> Exercise objective:
For every line below, set down an identical copy.

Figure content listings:
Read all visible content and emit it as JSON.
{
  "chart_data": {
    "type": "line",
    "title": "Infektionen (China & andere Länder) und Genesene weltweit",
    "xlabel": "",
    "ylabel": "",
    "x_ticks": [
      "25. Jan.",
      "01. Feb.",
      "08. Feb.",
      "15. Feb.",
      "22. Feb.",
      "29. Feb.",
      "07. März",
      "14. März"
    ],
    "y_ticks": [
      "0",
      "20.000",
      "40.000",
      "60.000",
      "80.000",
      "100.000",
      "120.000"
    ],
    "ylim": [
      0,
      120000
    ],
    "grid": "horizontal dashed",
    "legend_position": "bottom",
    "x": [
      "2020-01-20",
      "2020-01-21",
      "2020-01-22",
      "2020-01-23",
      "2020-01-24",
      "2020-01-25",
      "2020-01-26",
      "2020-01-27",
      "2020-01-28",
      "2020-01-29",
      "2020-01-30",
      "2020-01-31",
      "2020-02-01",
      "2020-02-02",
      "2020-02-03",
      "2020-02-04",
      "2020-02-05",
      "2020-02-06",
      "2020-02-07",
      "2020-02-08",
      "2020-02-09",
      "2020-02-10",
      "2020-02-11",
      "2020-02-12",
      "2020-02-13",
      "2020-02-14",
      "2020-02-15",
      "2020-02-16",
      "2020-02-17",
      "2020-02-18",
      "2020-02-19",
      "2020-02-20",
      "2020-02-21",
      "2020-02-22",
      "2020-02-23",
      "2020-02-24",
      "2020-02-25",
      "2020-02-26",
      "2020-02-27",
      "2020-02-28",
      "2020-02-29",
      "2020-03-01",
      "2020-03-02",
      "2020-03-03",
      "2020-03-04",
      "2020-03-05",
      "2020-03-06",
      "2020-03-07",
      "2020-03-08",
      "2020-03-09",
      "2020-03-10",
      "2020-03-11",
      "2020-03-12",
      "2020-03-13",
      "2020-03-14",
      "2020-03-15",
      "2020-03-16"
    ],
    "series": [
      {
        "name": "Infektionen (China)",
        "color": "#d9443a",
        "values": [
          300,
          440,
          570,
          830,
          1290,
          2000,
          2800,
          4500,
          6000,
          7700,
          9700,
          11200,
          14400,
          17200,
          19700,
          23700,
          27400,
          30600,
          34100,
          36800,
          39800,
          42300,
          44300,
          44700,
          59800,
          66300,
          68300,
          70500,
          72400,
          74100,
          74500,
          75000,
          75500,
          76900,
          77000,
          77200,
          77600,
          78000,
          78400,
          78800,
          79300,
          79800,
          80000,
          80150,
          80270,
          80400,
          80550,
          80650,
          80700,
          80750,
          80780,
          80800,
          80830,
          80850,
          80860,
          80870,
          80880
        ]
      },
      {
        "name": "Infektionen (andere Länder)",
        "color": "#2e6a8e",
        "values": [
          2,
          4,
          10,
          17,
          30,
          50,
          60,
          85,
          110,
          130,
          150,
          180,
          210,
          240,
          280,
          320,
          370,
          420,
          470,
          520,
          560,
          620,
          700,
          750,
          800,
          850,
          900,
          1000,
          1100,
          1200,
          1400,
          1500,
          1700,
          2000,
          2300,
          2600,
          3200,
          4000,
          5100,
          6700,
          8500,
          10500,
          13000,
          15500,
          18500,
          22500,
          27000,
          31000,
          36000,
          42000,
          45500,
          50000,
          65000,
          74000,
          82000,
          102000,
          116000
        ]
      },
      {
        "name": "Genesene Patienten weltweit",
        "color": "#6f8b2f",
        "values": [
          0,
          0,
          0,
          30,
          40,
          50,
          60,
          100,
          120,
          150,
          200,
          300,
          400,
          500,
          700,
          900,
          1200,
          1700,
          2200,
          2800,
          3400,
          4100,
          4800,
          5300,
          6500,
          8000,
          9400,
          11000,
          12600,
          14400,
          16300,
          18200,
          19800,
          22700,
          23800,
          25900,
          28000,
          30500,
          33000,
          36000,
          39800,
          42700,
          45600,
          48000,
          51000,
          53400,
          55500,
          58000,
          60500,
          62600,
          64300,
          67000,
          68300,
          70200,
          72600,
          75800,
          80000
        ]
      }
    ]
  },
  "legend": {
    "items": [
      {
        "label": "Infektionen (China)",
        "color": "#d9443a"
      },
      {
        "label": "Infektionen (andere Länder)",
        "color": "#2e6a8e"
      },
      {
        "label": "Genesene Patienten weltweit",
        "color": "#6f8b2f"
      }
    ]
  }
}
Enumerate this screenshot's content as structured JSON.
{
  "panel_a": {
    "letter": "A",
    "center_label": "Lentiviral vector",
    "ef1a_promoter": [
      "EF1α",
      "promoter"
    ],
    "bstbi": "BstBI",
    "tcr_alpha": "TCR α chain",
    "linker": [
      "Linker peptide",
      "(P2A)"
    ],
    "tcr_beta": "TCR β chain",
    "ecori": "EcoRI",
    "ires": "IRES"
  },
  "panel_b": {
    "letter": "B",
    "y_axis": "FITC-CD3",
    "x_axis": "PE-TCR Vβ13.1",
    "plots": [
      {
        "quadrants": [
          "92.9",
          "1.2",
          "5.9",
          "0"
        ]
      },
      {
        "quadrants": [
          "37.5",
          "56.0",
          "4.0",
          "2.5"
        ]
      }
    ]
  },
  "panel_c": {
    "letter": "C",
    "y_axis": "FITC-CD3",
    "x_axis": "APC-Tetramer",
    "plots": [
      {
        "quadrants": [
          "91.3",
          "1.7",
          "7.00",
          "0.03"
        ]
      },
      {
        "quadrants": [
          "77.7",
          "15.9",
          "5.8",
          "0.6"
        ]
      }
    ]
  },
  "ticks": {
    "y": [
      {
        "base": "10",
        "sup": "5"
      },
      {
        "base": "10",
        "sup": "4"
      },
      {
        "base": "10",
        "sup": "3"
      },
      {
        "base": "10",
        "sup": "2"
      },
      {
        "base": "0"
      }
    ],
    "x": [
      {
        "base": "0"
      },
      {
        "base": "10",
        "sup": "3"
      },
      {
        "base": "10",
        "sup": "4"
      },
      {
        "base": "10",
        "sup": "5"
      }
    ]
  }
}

> Response to the task:
Read all visible content and emit it as JSON.
{
  "chart_data": {
    "type": "line",
    "title": "Infektionen (China & andere Länder) und Genesene weltweit",
    "xlabel": "",
    "ylabel": "",
    "x_ticks": [
      "25. Jan.",
      "01. Feb.",
      "08. Feb.",
      "15. Feb.",
      "22. Feb.",
      "29. Feb.",
      "07. März",
      "14. März"
    ],
    "y_ticks": [
      "0",
      "20.000",
      "40.000",
      "60.000",
      "80.000",
      "100.000",
      "120.000"
    ],
    "ylim": [
      0,
      120000
    ],
    "grid": "horizontal dashed",
    "legend_position": "bottom",
    "x": [
      "2020-01-20",
      "2020-01-21",
      "2020-01-22",
      "2020-01-23",
      "2020-01-24",
      "2020-01-25",
      "2020-01-26",
      "2020-01-27",
      "2020-01-28",
      "2020-01-29",
      "2020-01-30",
      "2020-01-31",
      "2020-02-01",
      "2020-02-02",
      "2020-02-03",
      "2020-02-04",
      "2020-02-05",
      "2020-02-06",
      "2020-02-07",
      "2020-02-08",
      "2020-02-09",
      "2020-02-10",
      "2020-02-11",
      "2020-02-12",
      "2020-02-13",
      "2020-02-14",
      "2020-02-15",
      "2020-02-16",
      "2020-02-17",
      "2020-02-18",
      "2020-02-19",
      "2020-02-20",
      "2020-02-21",
      "2020-02-22",
      "2020-02-23",
      "2020-02-24",
      "2020-02-25",
      "2020-02-26",
      "2020-02-27",
      "2020-02-28",
      "2020-02-29",
      "2020-03-01",
      "2020-03-02",
      "2020-03-03",
      "2020-03-04",
      "2020-03-05",
      "2020-03-06",
      "2020-03-07",
      "2020-03-08",
      "2020-03-09",
      "2020-03-10",
      "2020-03-11",
      "2020-03-12",
      "2020-03-13",
      "2020-03-14",
      "2020-03-15",
      "2020-03-16"
    ],
    "series": [
      {
        "name": "Infektionen (China)",
        "color": "#d9443a",
        "values": [
          300,
          440,
          570,
          830,
          1290,
          2000,
          2800,
          4500,
          6000,
          7700,
          9700,
          11200,
          14400,
          17200,
          19700,
          23700,
          27400,
          30600,
          34100,
          36800,
          39800,
          42300,
          44300,
          44700,
          59800,
          66300,
          68300,
          70500,
          72400,
          74100,
          74500,
          75000,
          75500,
          76900,
          77000,
          77200,
          77600,
          78000,
          78400,
          78800,
          79300,
          79800,
          80000,
          80150,
          80270,
          80400,
          80550,
          80650,
          80700,
          80750,
          80780,
          80800,
          80830,
          80850,
          80860,
          80870,
          80880
        ]
      },
      {
        "name": "Infektionen (andere Länder)",
        "color": "#2e6a8e",
        "values": [
          2,
          4,
          10,
          17,
          30,
          50,
          60,
          85,
          110,
          130,
          150,
          180,
          210,
          240,
          280,
          320,
          370,
          420,
          470,
          520,
          560,
          620,
          700,
          750,
          800,
          850,
          900,
          1000,
          1100,
          1200,
          1400,
          1500,
          1700,
          2000,
          2300,
          2600,
          3200,
          4000,
          5100,
          6700,
          8500,
          10500,
          13000,
          15500,
          18500,
          22500,
          27000,
          31000,
          36000,
          42000,
          45500,
          50000,
          65000,
          74000,
          82000,
          102000,
          116000
        ]
      },
      {
        "name": "Genesene Patienten weltweit",
        "color": "#6f8b2f",
        "values": [
          0,
          0,
          0,
          30,
          40,
          50,
          60,
          100,
          120,
          150,
          200,
          300,
          400,
          500,
          700,
          900,
          1200,
          1700,
          2200,
          2800,
          3400,
          4100,
          4800,
          5300,
          6500,
          8000,
          9400,
          11000,
          12600,
          14400,
          16300,
          18200,
          19800,
          22700,
          23800,
          25900,
          28000,
          30500,
          33000,
          36000,
          39800,
          42700,
          45600,
          48000,
          51000,
          53400,
          55500,
          58000,
          60500,
          62600,
          64300,
          67000,
          68300,
          70200,
          72600,
          75800,
          80000
        ]
      }
    ]
  },
  "legend": {
    "items": [
      {
        "label": "Infektionen (China)",
        "color": "#d9443a"
      },
      {
        "label": "Infektionen (andere Länder)",
        "color": "#2e6a8e"
      },
      {
        "label": "Genesene Patienten weltweit",
        "color": "#6f8b2f"
      }
    ]
  }
}
Enumerate this screenshot's content as structured JSON.
{
  "panel_a": {
    "letter": "A",
    "center_label": "Lentiviral vector",
    "ef1a_promoter": [
      "EF1α",
      "promoter"
    ],
    "bstbi": "BstBI",
    "tcr_alpha": "TCR α chain",
    "linker": [
      "Linker peptide",
      "(P2A)"
    ],
    "tcr_beta": "TCR β chain",
    "ecori": "EcoRI",
    "ires": "IRES"
  },
  "panel_b": {
    "letter": "B",
    "y_axis": "FITC-CD3",
    "x_axis": "PE-TCR Vβ13.1",
    "plots": [
      {
        "quadrants": [
          "92.9",
          "1.2",
          "5.9",
          "0"
        ]
      },
      {
        "quadrants": [
          "37.5",
          "56.0",
          "4.0",
          "2.5"
        ]
      }
    ]
  },
  "panel_c": {
    "letter": "C",
    "y_axis": "FITC-CD3",
    "x_axis": "APC-Tetramer",
    "plots": [
      {
        "quadrants": [
          "91.3",
          "1.7",
          "7.00",
          "0.03"
        ]
      },
      {
        "quadrants": [
          "77.7",
          "15.9",
          "5.8",
          "0.6"
        ]
      }
    ]
  },
  "ticks": {
    "y": [
      {
        "base": "10",
        "sup": "5"
      },
      {
        "base": "10",
        "sup": "4"
      },
      {
        "base": "10",
        "sup": "3"
      },
      {
        "base": "10",
        "sup": "2"
      },
      {
        "base": "0"
      }
    ],
    "x": [
      {
        "base": "0"
      },
      {
        "base": "10",
        "sup": "3"
      },
      {
        "base": "10",
        "sup": "4"
      },
      {
        "base": "10",
        "sup": "5"
      }
    ]
  }
}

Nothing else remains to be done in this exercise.